TASK BRIEF: Reproduce the listing below exactly. Pictures do not belong in the copy.

GIVEN DATA:
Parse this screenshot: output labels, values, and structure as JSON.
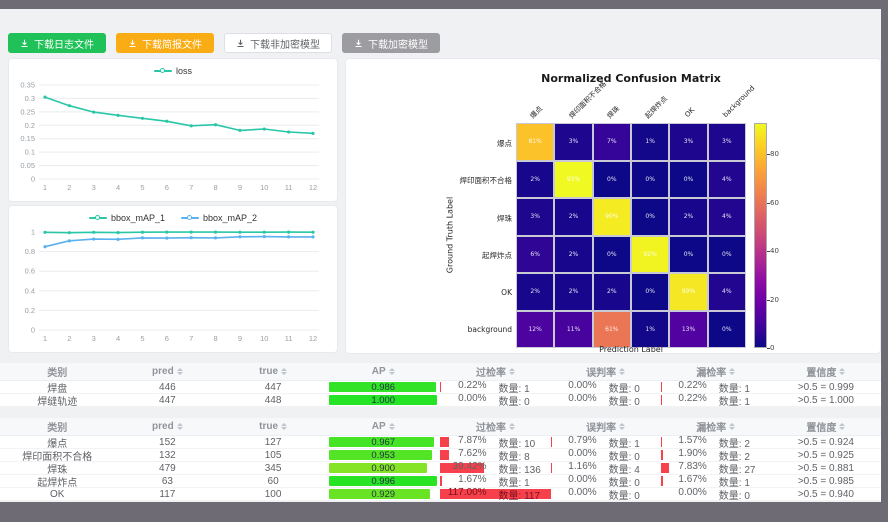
{
  "toolbar": {
    "buttons": [
      {
        "label": "下载日志文件",
        "style": "green"
      },
      {
        "label": "下载简报文件",
        "style": "orange"
      },
      {
        "label": "下载非加密模型",
        "style": "plain"
      },
      {
        "label": "下载加密模型",
        "style": "gray"
      }
    ]
  },
  "colors": {
    "accent_green": "#1fc158",
    "accent_orange": "#f9ac13",
    "button_gray": "#9d9ca1",
    "loss_line": "#29c7a7",
    "map1_line": "#29c7a7",
    "map2_line": "#5ab1ef",
    "rate_bar_red": "#f5313d"
  },
  "chart_data": [
    {
      "type": "line",
      "title": "",
      "legend": [
        "loss"
      ],
      "x": [
        1,
        2,
        3,
        4,
        5,
        6,
        7,
        8,
        9,
        10,
        11,
        12
      ],
      "series": [
        {
          "name": "loss",
          "color": "#29c7a7",
          "values": [
            0.305,
            0.273,
            0.249,
            0.237,
            0.226,
            0.215,
            0.198,
            0.202,
            0.181,
            0.186,
            0.175,
            0.17
          ]
        }
      ],
      "ylim": [
        0,
        0.35
      ],
      "yticks": [
        0,
        0.05,
        0.1,
        0.15,
        0.2,
        0.25,
        0.3,
        0.35
      ],
      "grid": true,
      "legend_position": "top"
    },
    {
      "type": "line",
      "title": "",
      "legend": [
        "bbox_mAP_1",
        "bbox_mAP_2"
      ],
      "x": [
        1,
        2,
        3,
        4,
        5,
        6,
        7,
        8,
        9,
        10,
        11,
        12
      ],
      "series": [
        {
          "name": "bbox_mAP_1",
          "color": "#29c7a7",
          "values": [
            0.997,
            0.993,
            0.997,
            0.994,
            0.998,
            0.999,
            0.999,
            0.999,
            0.998,
            0.998,
            0.999,
            0.998
          ]
        },
        {
          "name": "bbox_mAP_2",
          "color": "#5ab1ef",
          "values": [
            0.85,
            0.91,
            0.928,
            0.925,
            0.94,
            0.938,
            0.942,
            0.94,
            0.951,
            0.953,
            0.95,
            0.95
          ]
        }
      ],
      "ylim": [
        0,
        1
      ],
      "yticks": [
        0,
        0.2,
        0.4,
        0.6,
        0.8,
        1
      ],
      "grid": true,
      "legend_position": "top"
    },
    {
      "type": "heatmap",
      "title": "Normalized Confusion Matrix",
      "xlabel": "Prediction Label",
      "ylabel": "Ground Truth Label",
      "labels": [
        "爆点",
        "焊印面积不合格",
        "焊珠",
        "起焊炸点",
        "OK",
        "background"
      ],
      "unit": "%",
      "matrix": [
        [
          81,
          3,
          7,
          1,
          3,
          3
        ],
        [
          2,
          93,
          0,
          0,
          0,
          4
        ],
        [
          3,
          2,
          90,
          0,
          2,
          4
        ],
        [
          6,
          2,
          0,
          92,
          0,
          0
        ],
        [
          2,
          2,
          2,
          0,
          89,
          4
        ],
        [
          12,
          11,
          61,
          1,
          13,
          0
        ]
      ],
      "vmax": 93,
      "colorbar_ticks": [
        0,
        20,
        40,
        60,
        80
      ],
      "colormap": "plasma"
    }
  ],
  "table_headers": [
    {
      "key": "category",
      "label": "类别",
      "sortable": false
    },
    {
      "key": "pred",
      "label": "pred",
      "sortable": true
    },
    {
      "key": "true_",
      "label": "true",
      "sortable": true
    },
    {
      "key": "ap",
      "label": "AP",
      "sortable": true
    },
    {
      "key": "over",
      "label": "过检率",
      "sortable": true
    },
    {
      "key": "mis",
      "label": "误判率",
      "sortable": true
    },
    {
      "key": "miss",
      "label": "漏检率",
      "sortable": true
    },
    {
      "key": "conf",
      "label": "置信度",
      "sortable": true
    }
  ],
  "quantity_label": "数量:",
  "tables": [
    {
      "rows": [
        {
          "category": "焊盘",
          "pred": 446,
          "true_": 447,
          "ap": 0.986,
          "over": {
            "pct": 0.22,
            "count": 1
          },
          "mis": {
            "pct": 0.0,
            "count": 0
          },
          "miss": {
            "pct": 0.22,
            "count": 1
          },
          "conf": ">0.5 = 0.999"
        },
        {
          "category": "焊缝轨迹",
          "pred": 447,
          "true_": 448,
          "ap": 1.0,
          "over": {
            "pct": 0.0,
            "count": 0
          },
          "mis": {
            "pct": 0.0,
            "count": 0
          },
          "miss": {
            "pct": 0.22,
            "count": 1
          },
          "conf": ">0.5 = 1.000"
        }
      ]
    },
    {
      "rows": [
        {
          "category": "爆点",
          "pred": 152,
          "true_": 127,
          "ap": 0.967,
          "over": {
            "pct": 7.87,
            "count": 10
          },
          "mis": {
            "pct": 0.79,
            "count": 1
          },
          "miss": {
            "pct": 1.57,
            "count": 2
          },
          "conf": ">0.5 = 0.924"
        },
        {
          "category": "焊印面积不合格",
          "pred": 132,
          "true_": 105,
          "ap": 0.953,
          "over": {
            "pct": 7.62,
            "count": 8
          },
          "mis": {
            "pct": 0.0,
            "count": 0
          },
          "miss": {
            "pct": 1.9,
            "count": 2
          },
          "conf": ">0.5 = 0.925"
        },
        {
          "category": "焊珠",
          "pred": 479,
          "true_": 345,
          "ap": 0.9,
          "over": {
            "pct": 39.42,
            "count": 136
          },
          "mis": {
            "pct": 1.16,
            "count": 4
          },
          "miss": {
            "pct": 7.83,
            "count": 27
          },
          "conf": ">0.5 = 0.881"
        },
        {
          "category": "起焊炸点",
          "pred": 63,
          "true_": 60,
          "ap": 0.996,
          "over": {
            "pct": 1.67,
            "count": 1
          },
          "mis": {
            "pct": 0.0,
            "count": 0
          },
          "miss": {
            "pct": 1.67,
            "count": 1
          },
          "conf": ">0.5 = 0.985"
        },
        {
          "category": "OK",
          "pred": 117,
          "true_": 100,
          "ap": 0.929,
          "over": {
            "pct": 117.0,
            "count": 117
          },
          "mis": {
            "pct": 0.0,
            "count": 0
          },
          "miss": {
            "pct": 0.0,
            "count": 0
          },
          "conf": ">0.5 = 0.940"
        }
      ]
    }
  ]
}
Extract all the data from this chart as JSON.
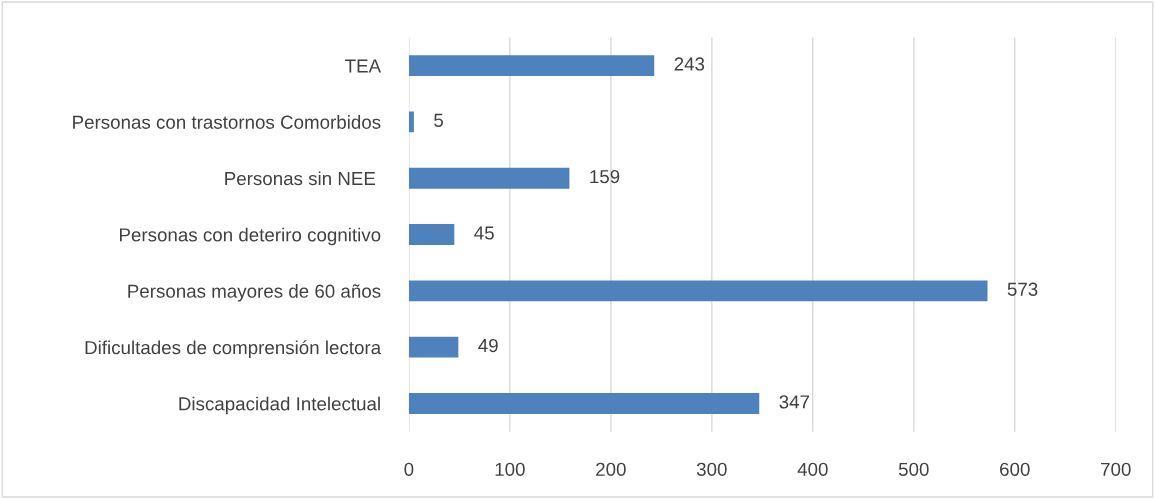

EXERCISE OUTPUT:
Parse this screenshot: output labels, values, and structure as JSON.
{
  "toolbar": {
    "buttons": [
      {
        "label": "下载日志文件",
        "style": "green"
      },
      {
        "label": "下载简报文件",
        "style": "orange"
      },
      {
        "label": "下载非加密模型",
        "style": "plain"
      },
      {
        "label": "下载加密模型",
        "style": "gray"
      }
    ]
  },
  "colors": {
    "accent_green": "#1fc158",
    "accent_orange": "#f9ac13",
    "button_gray": "#9d9ca1",
    "loss_line": "#29c7a7",
    "map1_line": "#29c7a7",
    "map2_line": "#5ab1ef",
    "rate_bar_red": "#f5313d"
  },
  "chart_data": [
    {
      "type": "line",
      "title": "",
      "legend": [
        "loss"
      ],
      "x": [
        1,
        2,
        3,
        4,
        5,
        6,
        7,
        8,
        9,
        10,
        11,
        12
      ],
      "series": [
        {
          "name": "loss",
          "color": "#29c7a7",
          "values": [
            0.305,
            0.273,
            0.249,
            0.237,
            0.226,
            0.215,
            0.198,
            0.202,
            0.181,
            0.186,
            0.175,
            0.17
          ]
        }
      ],
      "ylim": [
        0,
        0.35
      ],
      "yticks": [
        0,
        0.05,
        0.1,
        0.15,
        0.2,
        0.25,
        0.3,
        0.35
      ],
      "grid": true,
      "legend_position": "top"
    },
    {
      "type": "line",
      "title": "",
      "legend": [
        "bbox_mAP_1",
        "bbox_mAP_2"
      ],
      "x": [
        1,
        2,
        3,
        4,
        5,
        6,
        7,
        8,
        9,
        10,
        11,
        12
      ],
      "series": [
        {
          "name": "bbox_mAP_1",
          "color": "#29c7a7",
          "values": [
            0.997,
            0.993,
            0.997,
            0.994,
            0.998,
            0.999,
            0.999,
            0.999,
            0.998,
            0.998,
            0.999,
            0.998
          ]
        },
        {
          "name": "bbox_mAP_2",
          "color": "#5ab1ef",
          "values": [
            0.85,
            0.91,
            0.928,
            0.925,
            0.94,
            0.938,
            0.942,
            0.94,
            0.951,
            0.953,
            0.95,
            0.95
          ]
        }
      ],
      "ylim": [
        0,
        1
      ],
      "yticks": [
        0,
        0.2,
        0.4,
        0.6,
        0.8,
        1
      ],
      "grid": true,
      "legend_position": "top"
    },
    {
      "type": "heatmap",
      "title": "Normalized Confusion Matrix",
      "xlabel": "Prediction Label",
      "ylabel": "Ground Truth Label",
      "labels": [
        "爆点",
        "焊印面积不合格",
        "焊珠",
        "起焊炸点",
        "OK",
        "background"
      ],
      "unit": "%",
      "matrix": [
        [
          81,
          3,
          7,
          1,
          3,
          3
        ],
        [
          2,
          93,
          0,
          0,
          0,
          4
        ],
        [
          3,
          2,
          90,
          0,
          2,
          4
        ],
        [
          6,
          2,
          0,
          92,
          0,
          0
        ],
        [
          2,
          2,
          2,
          0,
          89,
          4
        ],
        [
          12,
          11,
          61,
          1,
          13,
          0
        ]
      ],
      "vmax": 93,
      "colorbar_ticks": [
        0,
        20,
        40,
        60,
        80
      ],
      "colormap": "plasma"
    }
  ],
  "table_headers": [
    {
      "key": "category",
      "label": "类别",
      "sortable": false
    },
    {
      "key": "pred",
      "label": "pred",
      "sortable": true
    },
    {
      "key": "true_",
      "label": "true",
      "sortable": true
    },
    {
      "key": "ap",
      "label": "AP",
      "sortable": true
    },
    {
      "key": "over",
      "label": "过检率",
      "sortable": true
    },
    {
      "key": "mis",
      "label": "误判率",
      "sortable": true
    },
    {
      "key": "miss",
      "label": "漏检率",
      "sortable": true
    },
    {
      "key": "conf",
      "label": "置信度",
      "sortable": true
    }
  ],
  "quantity_label": "数量:",
  "tables": [
    {
      "rows": [
        {
          "category": "焊盘",
          "pred": 446,
          "true_": 447,
          "ap": 0.986,
          "over": {
            "pct": 0.22,
            "count": 1
          },
          "mis": {
            "pct": 0.0,
            "count": 0
          },
          "miss": {
            "pct": 0.22,
            "count": 1
          },
          "conf": ">0.5 = 0.999"
        },
        {
          "category": "焊缝轨迹",
          "pred": 447,
          "true_": 448,
          "ap": 1.0,
          "over": {
            "pct": 0.0,
            "count": 0
          },
          "mis": {
            "pct": 0.0,
            "count": 0
          },
          "miss": {
            "pct": 0.22,
            "count": 1
          },
          "conf": ">0.5 = 1.000"
        }
      ]
    },
    {
      "rows": [
        {
          "category": "爆点",
          "pred": 152,
          "true_": 127,
          "ap": 0.967,
          "over": {
            "pct": 7.87,
            "count": 10
          },
          "mis": {
            "pct": 0.79,
            "count": 1
          },
          "miss": {
            "pct": 1.57,
            "count": 2
          },
          "conf": ">0.5 = 0.924"
        },
        {
          "category": "焊印面积不合格",
          "pred": 132,
          "true_": 105,
          "ap": 0.953,
          "over": {
            "pct": 7.62,
            "count": 8
          },
          "mis": {
            "pct": 0.0,
            "count": 0
          },
          "miss": {
            "pct": 1.9,
            "count": 2
          },
          "conf": ">0.5 = 0.925"
        },
        {
          "category": "焊珠",
          "pred": 479,
          "true_": 345,
          "ap": 0.9,
          "over": {
            "pct": 39.42,
            "count": 136
          },
          "mis": {
            "pct": 1.16,
            "count": 4
          },
          "miss": {
            "pct": 7.83,
            "count": 27
          },
          "conf": ">0.5 = 0.881"
        },
        {
          "category": "起焊炸点",
          "pred": 63,
          "true_": 60,
          "ap": 0.996,
          "over": {
            "pct": 1.67,
            "count": 1
          },
          "mis": {
            "pct": 0.0,
            "count": 0
          },
          "miss": {
            "pct": 1.67,
            "count": 1
          },
          "conf": ">0.5 = 0.985"
        },
        {
          "category": "OK",
          "pred": 117,
          "true_": 100,
          "ap": 0.929,
          "over": {
            "pct": 117.0,
            "count": 117
          },
          "mis": {
            "pct": 0.0,
            "count": 0
          },
          "miss": {
            "pct": 0.0,
            "count": 0
          },
          "conf": ">0.5 = 0.940"
        }
      ]
    }
  ]
}
Extract all the data from this chart as JSON.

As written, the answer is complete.